## RECORDS FOR THIS EXERCISE
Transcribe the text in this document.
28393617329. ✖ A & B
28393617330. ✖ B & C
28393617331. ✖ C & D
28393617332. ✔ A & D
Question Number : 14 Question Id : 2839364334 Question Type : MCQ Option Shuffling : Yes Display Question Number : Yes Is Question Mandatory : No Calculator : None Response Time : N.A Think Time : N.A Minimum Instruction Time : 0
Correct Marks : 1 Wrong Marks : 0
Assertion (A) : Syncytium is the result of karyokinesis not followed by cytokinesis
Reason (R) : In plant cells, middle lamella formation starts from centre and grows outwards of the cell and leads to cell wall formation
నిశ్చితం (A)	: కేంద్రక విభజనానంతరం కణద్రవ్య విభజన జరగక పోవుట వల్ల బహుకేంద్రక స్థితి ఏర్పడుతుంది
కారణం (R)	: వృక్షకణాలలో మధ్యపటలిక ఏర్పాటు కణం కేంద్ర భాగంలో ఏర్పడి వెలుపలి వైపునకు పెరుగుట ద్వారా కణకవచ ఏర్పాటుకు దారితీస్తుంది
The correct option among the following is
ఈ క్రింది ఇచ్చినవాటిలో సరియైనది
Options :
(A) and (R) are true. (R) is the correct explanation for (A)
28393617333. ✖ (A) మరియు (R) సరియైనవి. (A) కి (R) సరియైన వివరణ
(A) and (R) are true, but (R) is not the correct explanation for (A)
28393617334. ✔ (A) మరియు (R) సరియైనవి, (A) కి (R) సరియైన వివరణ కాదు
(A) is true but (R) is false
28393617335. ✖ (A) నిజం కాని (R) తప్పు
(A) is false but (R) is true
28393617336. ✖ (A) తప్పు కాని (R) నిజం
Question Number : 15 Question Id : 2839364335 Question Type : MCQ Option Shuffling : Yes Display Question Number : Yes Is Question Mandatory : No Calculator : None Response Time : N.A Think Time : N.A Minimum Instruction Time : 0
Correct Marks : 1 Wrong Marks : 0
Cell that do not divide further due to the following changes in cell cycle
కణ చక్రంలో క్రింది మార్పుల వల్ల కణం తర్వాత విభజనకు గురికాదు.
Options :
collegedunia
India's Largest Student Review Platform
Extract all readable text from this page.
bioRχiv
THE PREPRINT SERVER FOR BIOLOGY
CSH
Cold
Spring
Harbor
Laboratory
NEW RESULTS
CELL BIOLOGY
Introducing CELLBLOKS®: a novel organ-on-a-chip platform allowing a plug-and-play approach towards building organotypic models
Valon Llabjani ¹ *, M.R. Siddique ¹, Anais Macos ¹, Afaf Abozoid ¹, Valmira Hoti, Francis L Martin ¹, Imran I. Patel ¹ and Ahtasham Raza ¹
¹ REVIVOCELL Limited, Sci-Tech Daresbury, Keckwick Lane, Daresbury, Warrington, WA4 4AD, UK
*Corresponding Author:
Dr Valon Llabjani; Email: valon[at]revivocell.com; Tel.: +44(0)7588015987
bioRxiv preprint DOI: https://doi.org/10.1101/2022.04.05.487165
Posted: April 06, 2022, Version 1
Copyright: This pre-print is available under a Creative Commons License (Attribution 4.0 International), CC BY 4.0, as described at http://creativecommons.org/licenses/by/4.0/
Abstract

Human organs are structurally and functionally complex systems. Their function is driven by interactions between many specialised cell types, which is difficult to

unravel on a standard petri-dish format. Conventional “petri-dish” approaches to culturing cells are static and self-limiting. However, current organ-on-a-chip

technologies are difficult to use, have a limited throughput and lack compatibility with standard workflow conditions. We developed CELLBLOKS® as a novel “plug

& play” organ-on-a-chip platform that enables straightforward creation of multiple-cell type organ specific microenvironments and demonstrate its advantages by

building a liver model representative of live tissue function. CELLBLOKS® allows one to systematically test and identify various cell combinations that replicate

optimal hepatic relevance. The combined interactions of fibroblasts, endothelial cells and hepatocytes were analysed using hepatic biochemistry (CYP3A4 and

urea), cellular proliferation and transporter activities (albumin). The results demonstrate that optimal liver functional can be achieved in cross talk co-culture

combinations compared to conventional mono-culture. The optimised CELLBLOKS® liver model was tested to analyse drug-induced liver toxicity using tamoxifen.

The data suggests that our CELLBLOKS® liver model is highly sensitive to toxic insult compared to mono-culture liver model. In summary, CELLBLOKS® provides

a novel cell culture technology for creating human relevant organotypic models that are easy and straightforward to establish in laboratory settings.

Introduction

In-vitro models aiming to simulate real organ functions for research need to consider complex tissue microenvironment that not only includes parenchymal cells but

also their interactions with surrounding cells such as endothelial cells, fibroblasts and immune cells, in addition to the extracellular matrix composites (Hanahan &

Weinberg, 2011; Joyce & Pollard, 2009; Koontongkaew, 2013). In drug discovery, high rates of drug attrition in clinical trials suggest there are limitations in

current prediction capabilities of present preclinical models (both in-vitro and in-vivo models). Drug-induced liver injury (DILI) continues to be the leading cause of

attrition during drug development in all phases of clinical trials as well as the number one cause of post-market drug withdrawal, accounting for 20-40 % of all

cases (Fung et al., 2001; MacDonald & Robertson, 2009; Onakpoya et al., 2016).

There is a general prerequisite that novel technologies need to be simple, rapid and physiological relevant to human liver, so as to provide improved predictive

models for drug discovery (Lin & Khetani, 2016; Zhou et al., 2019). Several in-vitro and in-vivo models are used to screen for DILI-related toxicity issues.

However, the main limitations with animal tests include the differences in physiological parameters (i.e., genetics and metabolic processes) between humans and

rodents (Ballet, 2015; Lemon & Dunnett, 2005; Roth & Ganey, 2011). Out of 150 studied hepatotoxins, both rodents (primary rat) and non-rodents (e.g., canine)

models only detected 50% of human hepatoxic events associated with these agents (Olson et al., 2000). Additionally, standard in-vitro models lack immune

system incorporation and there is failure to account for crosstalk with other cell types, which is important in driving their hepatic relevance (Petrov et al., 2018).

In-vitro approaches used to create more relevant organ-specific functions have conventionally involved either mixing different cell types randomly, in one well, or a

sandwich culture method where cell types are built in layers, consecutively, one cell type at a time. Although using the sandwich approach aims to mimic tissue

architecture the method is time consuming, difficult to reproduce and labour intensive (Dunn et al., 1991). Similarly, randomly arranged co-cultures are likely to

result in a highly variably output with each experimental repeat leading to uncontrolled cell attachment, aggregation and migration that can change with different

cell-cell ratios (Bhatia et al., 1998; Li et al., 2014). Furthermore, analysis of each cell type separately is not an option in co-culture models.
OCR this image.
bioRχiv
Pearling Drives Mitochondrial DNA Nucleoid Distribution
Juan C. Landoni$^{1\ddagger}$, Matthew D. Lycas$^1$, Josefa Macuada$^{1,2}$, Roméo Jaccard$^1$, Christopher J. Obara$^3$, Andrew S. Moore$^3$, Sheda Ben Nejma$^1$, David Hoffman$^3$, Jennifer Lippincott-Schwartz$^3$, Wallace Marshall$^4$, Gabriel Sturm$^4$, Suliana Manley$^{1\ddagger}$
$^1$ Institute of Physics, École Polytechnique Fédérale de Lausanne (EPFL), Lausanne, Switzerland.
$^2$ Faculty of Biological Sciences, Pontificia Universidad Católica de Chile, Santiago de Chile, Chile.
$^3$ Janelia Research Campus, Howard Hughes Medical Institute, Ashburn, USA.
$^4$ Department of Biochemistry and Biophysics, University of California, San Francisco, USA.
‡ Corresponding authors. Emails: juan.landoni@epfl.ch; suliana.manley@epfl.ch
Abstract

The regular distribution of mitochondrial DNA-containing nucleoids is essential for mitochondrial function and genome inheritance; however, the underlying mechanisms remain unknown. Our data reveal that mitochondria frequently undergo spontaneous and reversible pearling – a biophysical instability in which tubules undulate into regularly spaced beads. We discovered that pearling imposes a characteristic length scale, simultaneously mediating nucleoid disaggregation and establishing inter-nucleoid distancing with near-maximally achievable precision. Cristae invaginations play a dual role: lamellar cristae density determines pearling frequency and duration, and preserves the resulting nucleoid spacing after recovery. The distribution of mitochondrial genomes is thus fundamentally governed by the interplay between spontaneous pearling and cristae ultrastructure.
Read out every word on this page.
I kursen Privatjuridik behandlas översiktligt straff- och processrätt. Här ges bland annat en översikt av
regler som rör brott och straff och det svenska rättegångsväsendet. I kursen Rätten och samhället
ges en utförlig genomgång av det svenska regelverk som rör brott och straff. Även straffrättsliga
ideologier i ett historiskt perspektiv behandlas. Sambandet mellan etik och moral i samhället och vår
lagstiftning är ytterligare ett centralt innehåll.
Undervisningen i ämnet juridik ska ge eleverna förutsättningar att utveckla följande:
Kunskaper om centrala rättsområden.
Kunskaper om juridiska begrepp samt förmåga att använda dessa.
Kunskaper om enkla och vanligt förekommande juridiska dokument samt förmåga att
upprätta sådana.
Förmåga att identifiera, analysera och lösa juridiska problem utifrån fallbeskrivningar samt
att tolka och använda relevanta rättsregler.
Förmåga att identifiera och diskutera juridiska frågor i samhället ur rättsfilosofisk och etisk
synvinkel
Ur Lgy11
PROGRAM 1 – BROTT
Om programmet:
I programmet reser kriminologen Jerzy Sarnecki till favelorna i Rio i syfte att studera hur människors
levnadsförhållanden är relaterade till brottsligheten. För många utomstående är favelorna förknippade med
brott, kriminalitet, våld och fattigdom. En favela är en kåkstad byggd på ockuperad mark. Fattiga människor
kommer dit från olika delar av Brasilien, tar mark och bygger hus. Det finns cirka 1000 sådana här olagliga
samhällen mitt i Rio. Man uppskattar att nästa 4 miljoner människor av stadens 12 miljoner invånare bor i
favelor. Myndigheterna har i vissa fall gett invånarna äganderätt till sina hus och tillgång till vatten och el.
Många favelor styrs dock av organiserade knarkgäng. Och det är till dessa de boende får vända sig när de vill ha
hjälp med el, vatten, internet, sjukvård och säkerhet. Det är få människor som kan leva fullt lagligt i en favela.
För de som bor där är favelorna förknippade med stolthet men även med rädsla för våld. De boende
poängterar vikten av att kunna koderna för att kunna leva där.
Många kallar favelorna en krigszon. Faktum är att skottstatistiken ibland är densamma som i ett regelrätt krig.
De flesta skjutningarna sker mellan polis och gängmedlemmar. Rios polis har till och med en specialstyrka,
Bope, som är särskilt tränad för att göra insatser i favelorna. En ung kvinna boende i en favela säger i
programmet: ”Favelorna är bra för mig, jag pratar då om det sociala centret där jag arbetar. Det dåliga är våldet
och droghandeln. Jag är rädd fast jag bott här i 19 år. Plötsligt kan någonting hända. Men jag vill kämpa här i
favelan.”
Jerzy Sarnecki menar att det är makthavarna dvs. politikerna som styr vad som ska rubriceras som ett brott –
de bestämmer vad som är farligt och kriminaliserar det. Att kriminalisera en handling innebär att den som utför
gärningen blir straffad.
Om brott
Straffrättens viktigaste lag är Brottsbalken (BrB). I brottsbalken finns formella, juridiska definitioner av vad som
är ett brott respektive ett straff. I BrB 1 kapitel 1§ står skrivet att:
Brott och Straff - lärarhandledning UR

## AIM OF THE EXERCISE
Extract all lines of the records above that include "boende".

## SOLVED PROBLEM
Många favelor styrs dock av organiserade knarkgäng. Och det är till dessa de boende får vända sig när de vill ha
För de som bor där är favelorna förknippade med stolthet men även med rädsla för våld. De boende
Bope, som är särskilt tränad för att göra insatser i favelorna. En ung kvinna boende i en favela säger i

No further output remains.